◆ Aim
Render the following material again verbatim, leaving nothing out.

◆ Material provided
____
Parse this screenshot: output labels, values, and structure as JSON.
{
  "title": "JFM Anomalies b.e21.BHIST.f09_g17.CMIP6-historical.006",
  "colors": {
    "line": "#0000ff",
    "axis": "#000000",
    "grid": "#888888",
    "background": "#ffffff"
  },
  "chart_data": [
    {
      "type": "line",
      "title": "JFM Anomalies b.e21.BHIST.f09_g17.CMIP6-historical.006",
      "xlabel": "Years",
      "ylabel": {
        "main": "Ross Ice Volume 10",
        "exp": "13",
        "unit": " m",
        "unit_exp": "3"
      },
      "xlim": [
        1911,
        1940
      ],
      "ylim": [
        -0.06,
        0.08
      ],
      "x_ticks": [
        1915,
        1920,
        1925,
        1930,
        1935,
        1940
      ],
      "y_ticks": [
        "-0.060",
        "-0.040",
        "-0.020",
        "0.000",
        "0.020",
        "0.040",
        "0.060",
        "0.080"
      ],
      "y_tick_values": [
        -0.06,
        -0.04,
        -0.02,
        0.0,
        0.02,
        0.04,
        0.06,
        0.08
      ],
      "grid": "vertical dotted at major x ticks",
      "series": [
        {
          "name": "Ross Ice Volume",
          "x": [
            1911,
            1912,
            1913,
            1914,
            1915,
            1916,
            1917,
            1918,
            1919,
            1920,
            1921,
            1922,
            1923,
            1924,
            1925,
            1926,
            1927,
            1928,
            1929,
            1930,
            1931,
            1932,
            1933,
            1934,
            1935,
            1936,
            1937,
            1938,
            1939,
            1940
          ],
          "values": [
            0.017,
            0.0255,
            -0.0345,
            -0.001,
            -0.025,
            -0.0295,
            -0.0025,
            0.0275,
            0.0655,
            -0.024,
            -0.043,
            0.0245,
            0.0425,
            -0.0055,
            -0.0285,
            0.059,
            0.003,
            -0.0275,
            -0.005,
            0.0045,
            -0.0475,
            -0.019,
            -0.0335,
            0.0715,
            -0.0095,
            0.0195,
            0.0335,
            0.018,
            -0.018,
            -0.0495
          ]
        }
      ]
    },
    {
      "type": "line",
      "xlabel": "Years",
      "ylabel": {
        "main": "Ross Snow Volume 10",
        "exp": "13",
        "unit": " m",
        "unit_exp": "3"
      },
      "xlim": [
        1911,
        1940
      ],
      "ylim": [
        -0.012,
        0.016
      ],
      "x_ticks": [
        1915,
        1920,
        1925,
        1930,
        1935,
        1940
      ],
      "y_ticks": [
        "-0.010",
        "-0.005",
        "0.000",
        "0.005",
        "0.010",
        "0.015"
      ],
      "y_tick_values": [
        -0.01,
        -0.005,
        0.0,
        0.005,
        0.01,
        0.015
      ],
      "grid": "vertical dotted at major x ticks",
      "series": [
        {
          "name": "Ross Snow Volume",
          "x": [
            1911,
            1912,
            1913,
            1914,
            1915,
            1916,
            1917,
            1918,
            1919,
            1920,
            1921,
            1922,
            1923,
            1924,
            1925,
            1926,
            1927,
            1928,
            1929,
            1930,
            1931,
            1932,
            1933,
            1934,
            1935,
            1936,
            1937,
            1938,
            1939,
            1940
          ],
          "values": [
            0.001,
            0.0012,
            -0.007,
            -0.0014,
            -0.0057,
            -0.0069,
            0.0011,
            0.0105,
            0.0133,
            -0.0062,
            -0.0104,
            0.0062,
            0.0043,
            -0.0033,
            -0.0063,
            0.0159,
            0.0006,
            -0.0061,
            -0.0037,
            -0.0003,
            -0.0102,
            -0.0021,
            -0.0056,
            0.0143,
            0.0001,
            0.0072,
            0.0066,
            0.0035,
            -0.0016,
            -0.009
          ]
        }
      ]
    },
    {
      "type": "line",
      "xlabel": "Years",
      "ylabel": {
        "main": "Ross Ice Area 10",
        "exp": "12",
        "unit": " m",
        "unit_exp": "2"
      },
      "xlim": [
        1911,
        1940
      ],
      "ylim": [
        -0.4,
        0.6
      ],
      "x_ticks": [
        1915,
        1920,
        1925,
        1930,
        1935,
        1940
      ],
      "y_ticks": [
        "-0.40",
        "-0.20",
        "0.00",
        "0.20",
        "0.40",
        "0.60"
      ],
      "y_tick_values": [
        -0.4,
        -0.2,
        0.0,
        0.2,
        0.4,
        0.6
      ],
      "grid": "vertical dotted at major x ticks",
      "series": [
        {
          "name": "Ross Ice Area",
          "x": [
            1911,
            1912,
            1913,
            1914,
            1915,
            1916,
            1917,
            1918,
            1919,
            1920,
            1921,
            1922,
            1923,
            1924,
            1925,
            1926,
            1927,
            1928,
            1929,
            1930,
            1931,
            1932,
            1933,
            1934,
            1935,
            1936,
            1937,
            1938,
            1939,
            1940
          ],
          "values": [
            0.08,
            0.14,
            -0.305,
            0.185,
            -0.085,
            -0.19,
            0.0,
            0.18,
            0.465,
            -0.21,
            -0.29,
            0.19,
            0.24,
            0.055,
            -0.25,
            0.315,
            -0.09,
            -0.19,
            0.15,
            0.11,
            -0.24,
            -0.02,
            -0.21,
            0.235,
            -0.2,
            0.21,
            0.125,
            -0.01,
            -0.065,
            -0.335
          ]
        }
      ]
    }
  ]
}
____
◆ Expected answer
Parse this screenshot: output labels, values, and structure as JSON.
{
  "title": "JFM Anomalies b.e21.BHIST.f09_g17.CMIP6-historical.006",
  "colors": {
    "line": "#0000ff",
    "axis": "#000000",
    "grid": "#888888",
    "background": "#ffffff"
  },
  "chart_data": [
    {
      "type": "line",
      "title": "JFM Anomalies b.e21.BHIST.f09_g17.CMIP6-historical.006",
      "xlabel": "Years",
      "ylabel": {
        "main": "Ross Ice Volume 10",
        "exp": "13",
        "unit": " m",
        "unit_exp": "3"
      },
      "xlim": [
        1911,
        1940
      ],
      "ylim": [
        -0.06,
        0.08
      ],
      "x_ticks": [
        1915,
        1920,
        1925,
        1930,
        1935,
        1940
      ],
      "y_ticks": [
        "-0.060",
        "-0.040",
        "-0.020",
        "0.000",
        "0.020",
        "0.040",
        "0.060",
        "0.080"
      ],
      "y_tick_values": [
        -0.06,
        -0.04,
        -0.02,
        0.0,
        0.02,
        0.04,
        0.06,
        0.08
      ],
      "grid": "vertical dotted at major x ticks",
      "series": [
        {
          "name": "Ross Ice Volume",
          "x": [
            1911,
            1912,
            1913,
            1914,
            1915,
            1916,
            1917,
            1918,
            1919,
            1920,
            1921,
            1922,
            1923,
            1924,
            1925,
            1926,
            1927,
            1928,
            1929,
            1930,
            1931,
            1932,
            1933,
            1934,
            1935,
            1936,
            1937,
            1938,
            1939,
            1940
          ],
          "values": [
            0.017,
            0.0255,
            -0.0345,
            -0.001,
            -0.025,
            -0.0295,
            -0.0025,
            0.0275,
            0.0655,
            -0.024,
            -0.043,
            0.0245,
            0.0425,
            -0.0055,
            -0.0285,
            0.059,
            0.003,
            -0.0275,
            -0.005,
            0.0045,
            -0.0475,
            -0.019,
            -0.0335,
            0.0715,
            -0.0095,
            0.0195,
            0.0335,
            0.018,
            -0.018,
            -0.0495
          ]
        }
      ]
    },
    {
      "type": "line",
      "xlabel": "Years",
      "ylabel": {
        "main": "Ross Snow Volume 10",
        "exp": "13",
        "unit": " m",
        "unit_exp": "3"
      },
      "xlim": [
        1911,
        1940
      ],
      "ylim": [
        -0.012,
        0.016
      ],
      "x_ticks": [
        1915,
        1920,
        1925,
        1930,
        1935,
        1940
      ],
      "y_ticks": [
        "-0.010",
        "-0.005",
        "0.000",
        "0.005",
        "0.010",
        "0.015"
      ],
      "y_tick_values": [
        -0.01,
        -0.005,
        0.0,
        0.005,
        0.01,
        0.015
      ],
      "grid": "vertical dotted at major x ticks",
      "series": [
        {
          "name": "Ross Snow Volume",
          "x": [
            1911,
            1912,
            1913,
            1914,
            1915,
            1916,
            1917,
            1918,
            1919,
            1920,
            1921,
            1922,
            1923,
            1924,
            1925,
            1926,
            1927,
            1928,
            1929,
            1930,
            1931,
            1932,
            1933,
            1934,
            1935,
            1936,
            1937,
            1938,
            1939,
            1940
          ],
          "values": [
            0.001,
            0.0012,
            -0.007,
            -0.0014,
            -0.0057,
            -0.0069,
            0.0011,
            0.0105,
            0.0133,
            -0.0062,
            -0.0104,
            0.0062,
            0.0043,
            -0.0033,
            -0.0063,
            0.0159,
            0.0006,
            -0.0061,
            -0.0037,
            -0.0003,
            -0.0102,
            -0.0021,
            -0.0056,
            0.0143,
            0.0001,
            0.0072,
            0.0066,
            0.0035,
            -0.0016,
            -0.009
          ]
        }
      ]
    },
    {
      "type": "line",
      "xlabel": "Years",
      "ylabel": {
        "main": "Ross Ice Area 10",
        "exp": "12",
        "unit": " m",
        "unit_exp": "2"
      },
      "xlim": [
        1911,
        1940
      ],
      "ylim": [
        -0.4,
        0.6
      ],
      "x_ticks": [
        1915,
        1920,
        1925,
        1930,
        1935,
        1940
      ],
      "y_ticks": [
        "-0.40",
        "-0.20",
        "0.00",
        "0.20",
        "0.40",
        "0.60"
      ],
      "y_tick_values": [
        -0.4,
        -0.2,
        0.0,
        0.2,
        0.4,
        0.6
      ],
      "grid": "vertical dotted at major x ticks",
      "series": [
        {
          "name": "Ross Ice Area",
          "x": [
            1911,
            1912,
            1913,
            1914,
            1915,
            1916,
            1917,
            1918,
            1919,
            1920,
            1921,
            1922,
            1923,
            1924,
            1925,
            1926,
            1927,
            1928,
            1929,
            1930,
            1931,
            1932,
            1933,
            1934,
            1935,
            1936,
            1937,
            1938,
            1939,
            1940
          ],
          "values": [
            0.08,
            0.14,
            -0.305,
            0.185,
            -0.085,
            -0.19,
            0.0,
            0.18,
            0.465,
            -0.21,
            -0.29,
            0.19,
            0.24,
            0.055,
            -0.25,
            0.315,
            -0.09,
            -0.19,
            0.15,
            0.11,
            -0.24,
            -0.02,
            -0.21,
            0.235,
            -0.2,
            0.21,
            0.125,
            -0.01,
            -0.065,
            -0.335
          ]
        }
      ]
    }
  ]
}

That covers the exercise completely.